▶ _WHAT THE TASK REQUIRES_
Look through the data below. Collect every line where the word "colors" occurs.

▶ _DATASET RECORDS_
-*-

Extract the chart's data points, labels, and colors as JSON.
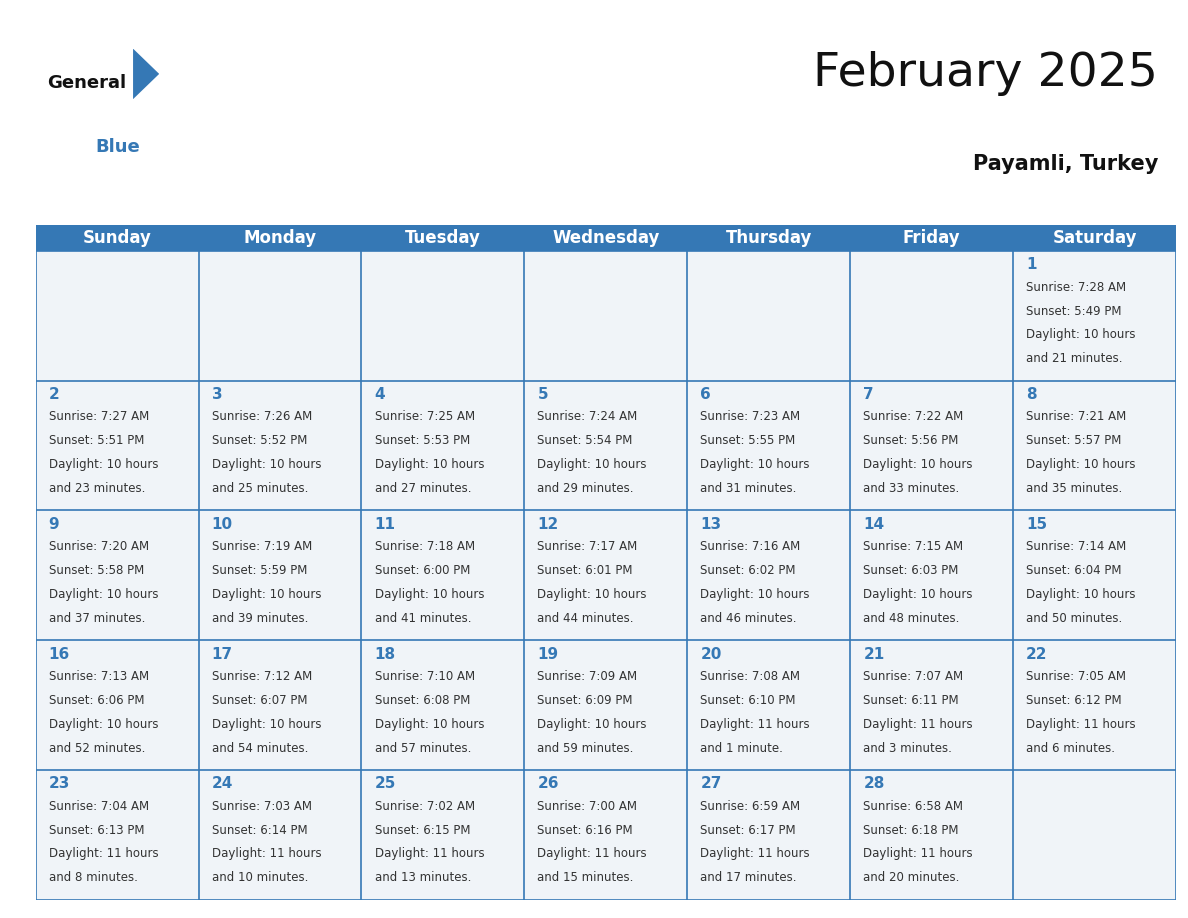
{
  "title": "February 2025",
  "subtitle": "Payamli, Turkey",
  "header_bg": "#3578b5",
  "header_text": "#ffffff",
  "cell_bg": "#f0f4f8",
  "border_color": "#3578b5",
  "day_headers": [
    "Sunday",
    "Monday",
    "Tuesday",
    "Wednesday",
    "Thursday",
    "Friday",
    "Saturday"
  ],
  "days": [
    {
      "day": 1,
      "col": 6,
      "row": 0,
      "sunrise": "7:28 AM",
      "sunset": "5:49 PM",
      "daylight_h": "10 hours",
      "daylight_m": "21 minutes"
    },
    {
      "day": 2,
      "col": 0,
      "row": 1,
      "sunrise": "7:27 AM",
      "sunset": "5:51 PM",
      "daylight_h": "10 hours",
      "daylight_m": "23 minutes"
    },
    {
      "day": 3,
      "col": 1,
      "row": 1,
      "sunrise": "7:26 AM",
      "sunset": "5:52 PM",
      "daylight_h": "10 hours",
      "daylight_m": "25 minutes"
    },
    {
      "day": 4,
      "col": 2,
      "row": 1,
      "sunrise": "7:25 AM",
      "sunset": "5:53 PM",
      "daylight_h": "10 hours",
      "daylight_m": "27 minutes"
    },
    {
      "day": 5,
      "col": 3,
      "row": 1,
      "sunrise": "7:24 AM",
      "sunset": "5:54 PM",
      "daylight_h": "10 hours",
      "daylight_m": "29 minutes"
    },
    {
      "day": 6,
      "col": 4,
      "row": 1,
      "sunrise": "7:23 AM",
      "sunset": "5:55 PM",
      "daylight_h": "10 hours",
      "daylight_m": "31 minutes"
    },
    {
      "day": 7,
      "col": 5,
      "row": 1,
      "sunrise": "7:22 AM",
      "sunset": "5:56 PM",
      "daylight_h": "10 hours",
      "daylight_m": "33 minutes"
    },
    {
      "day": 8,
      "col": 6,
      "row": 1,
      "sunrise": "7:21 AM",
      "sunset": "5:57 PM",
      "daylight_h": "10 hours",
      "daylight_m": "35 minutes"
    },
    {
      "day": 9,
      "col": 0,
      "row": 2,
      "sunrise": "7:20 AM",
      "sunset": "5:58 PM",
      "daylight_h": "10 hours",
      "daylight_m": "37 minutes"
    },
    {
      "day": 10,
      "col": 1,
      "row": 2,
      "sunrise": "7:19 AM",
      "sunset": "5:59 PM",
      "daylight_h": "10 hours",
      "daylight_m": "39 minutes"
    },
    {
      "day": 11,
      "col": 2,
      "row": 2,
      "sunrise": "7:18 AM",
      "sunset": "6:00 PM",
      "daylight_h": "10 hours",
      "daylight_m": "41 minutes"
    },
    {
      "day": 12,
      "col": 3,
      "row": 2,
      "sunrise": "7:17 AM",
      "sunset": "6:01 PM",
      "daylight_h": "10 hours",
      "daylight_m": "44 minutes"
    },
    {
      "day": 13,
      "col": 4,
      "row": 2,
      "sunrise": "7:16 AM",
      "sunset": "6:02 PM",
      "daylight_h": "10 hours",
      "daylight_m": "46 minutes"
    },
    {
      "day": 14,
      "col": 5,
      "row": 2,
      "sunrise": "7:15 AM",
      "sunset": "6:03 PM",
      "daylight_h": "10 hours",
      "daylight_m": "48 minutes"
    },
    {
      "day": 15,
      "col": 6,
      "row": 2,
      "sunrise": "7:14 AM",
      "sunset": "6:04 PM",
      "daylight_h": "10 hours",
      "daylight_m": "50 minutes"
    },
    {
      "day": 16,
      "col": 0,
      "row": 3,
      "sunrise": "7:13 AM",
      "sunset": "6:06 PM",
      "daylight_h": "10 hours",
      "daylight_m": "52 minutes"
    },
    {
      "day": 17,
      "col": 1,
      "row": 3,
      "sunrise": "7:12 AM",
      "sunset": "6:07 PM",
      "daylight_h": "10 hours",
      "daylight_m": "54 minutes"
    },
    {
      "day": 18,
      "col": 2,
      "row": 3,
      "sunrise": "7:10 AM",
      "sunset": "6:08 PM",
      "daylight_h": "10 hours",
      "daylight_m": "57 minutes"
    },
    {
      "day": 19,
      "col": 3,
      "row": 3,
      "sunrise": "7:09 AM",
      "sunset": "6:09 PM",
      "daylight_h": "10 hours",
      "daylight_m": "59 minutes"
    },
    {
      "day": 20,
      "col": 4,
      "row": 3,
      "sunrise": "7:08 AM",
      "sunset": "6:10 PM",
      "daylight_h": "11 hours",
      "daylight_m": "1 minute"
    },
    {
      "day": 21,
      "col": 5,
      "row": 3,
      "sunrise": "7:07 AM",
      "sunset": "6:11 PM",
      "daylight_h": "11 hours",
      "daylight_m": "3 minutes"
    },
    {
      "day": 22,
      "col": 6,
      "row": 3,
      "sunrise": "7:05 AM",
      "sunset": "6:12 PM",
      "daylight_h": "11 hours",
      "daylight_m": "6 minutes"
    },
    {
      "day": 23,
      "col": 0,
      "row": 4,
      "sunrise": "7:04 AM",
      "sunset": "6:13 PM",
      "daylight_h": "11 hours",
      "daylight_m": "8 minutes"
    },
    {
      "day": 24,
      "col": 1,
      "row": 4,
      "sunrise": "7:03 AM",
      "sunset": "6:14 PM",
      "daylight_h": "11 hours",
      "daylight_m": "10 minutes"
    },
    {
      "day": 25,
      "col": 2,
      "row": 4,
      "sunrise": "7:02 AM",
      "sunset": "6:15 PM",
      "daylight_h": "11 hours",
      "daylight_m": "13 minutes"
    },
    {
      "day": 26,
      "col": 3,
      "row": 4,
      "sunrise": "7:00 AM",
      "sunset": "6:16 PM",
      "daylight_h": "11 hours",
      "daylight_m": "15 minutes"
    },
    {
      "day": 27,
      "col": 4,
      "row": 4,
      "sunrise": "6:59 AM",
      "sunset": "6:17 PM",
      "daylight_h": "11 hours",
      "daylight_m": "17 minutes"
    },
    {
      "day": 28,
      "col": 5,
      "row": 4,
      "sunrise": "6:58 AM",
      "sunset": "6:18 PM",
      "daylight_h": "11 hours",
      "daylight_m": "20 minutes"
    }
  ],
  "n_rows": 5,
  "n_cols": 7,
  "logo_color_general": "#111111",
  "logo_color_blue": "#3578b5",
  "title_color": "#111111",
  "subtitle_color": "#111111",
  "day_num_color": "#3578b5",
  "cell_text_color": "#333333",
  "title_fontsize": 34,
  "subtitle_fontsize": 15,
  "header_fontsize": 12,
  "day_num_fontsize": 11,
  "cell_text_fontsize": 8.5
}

-*-

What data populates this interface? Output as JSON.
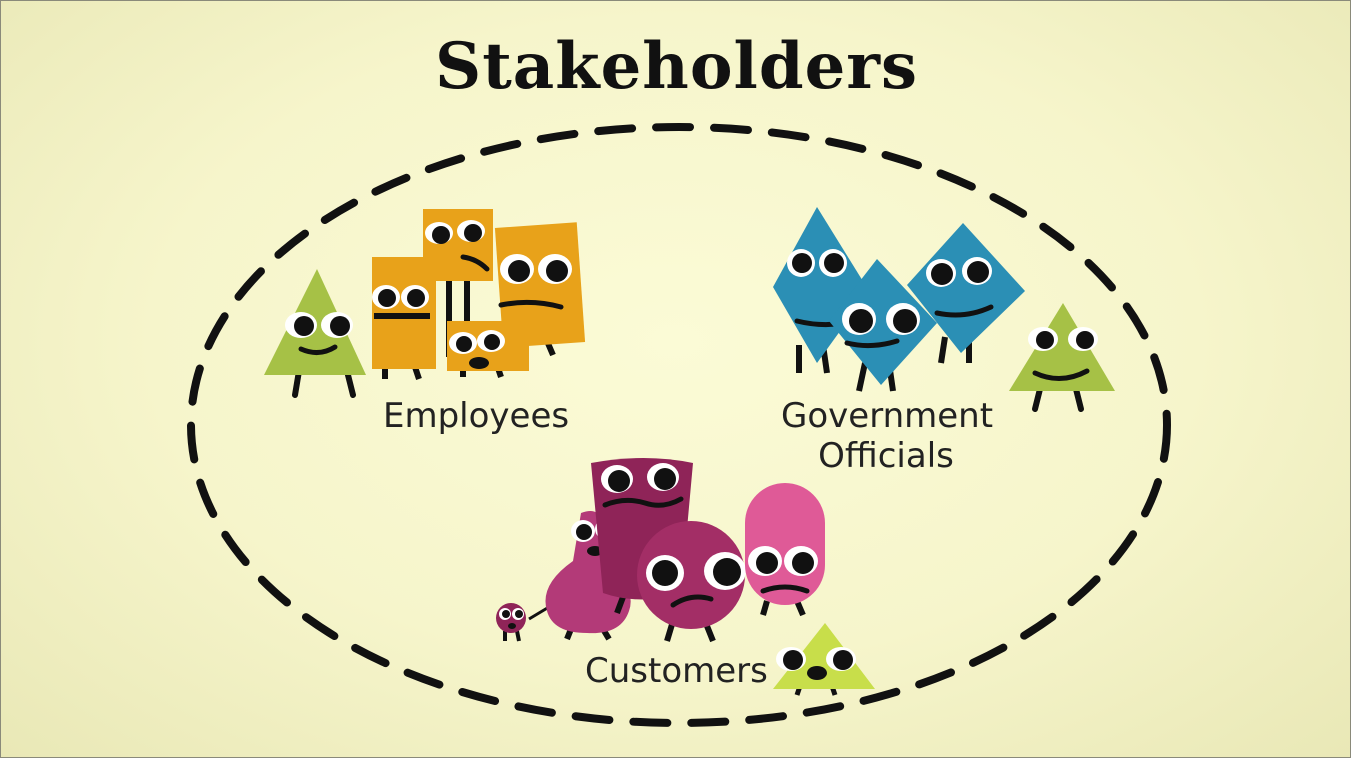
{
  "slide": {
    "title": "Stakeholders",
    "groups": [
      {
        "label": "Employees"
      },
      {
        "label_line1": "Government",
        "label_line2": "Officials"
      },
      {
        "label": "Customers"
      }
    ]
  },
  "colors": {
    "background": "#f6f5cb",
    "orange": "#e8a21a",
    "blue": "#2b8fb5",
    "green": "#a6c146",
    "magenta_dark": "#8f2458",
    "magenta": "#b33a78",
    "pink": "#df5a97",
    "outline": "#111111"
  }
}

-*-

▶ _RESPONSE TO THIS EXERCISE_
Extract the chart's data points, labels, and colors as JSON.
  "colors": {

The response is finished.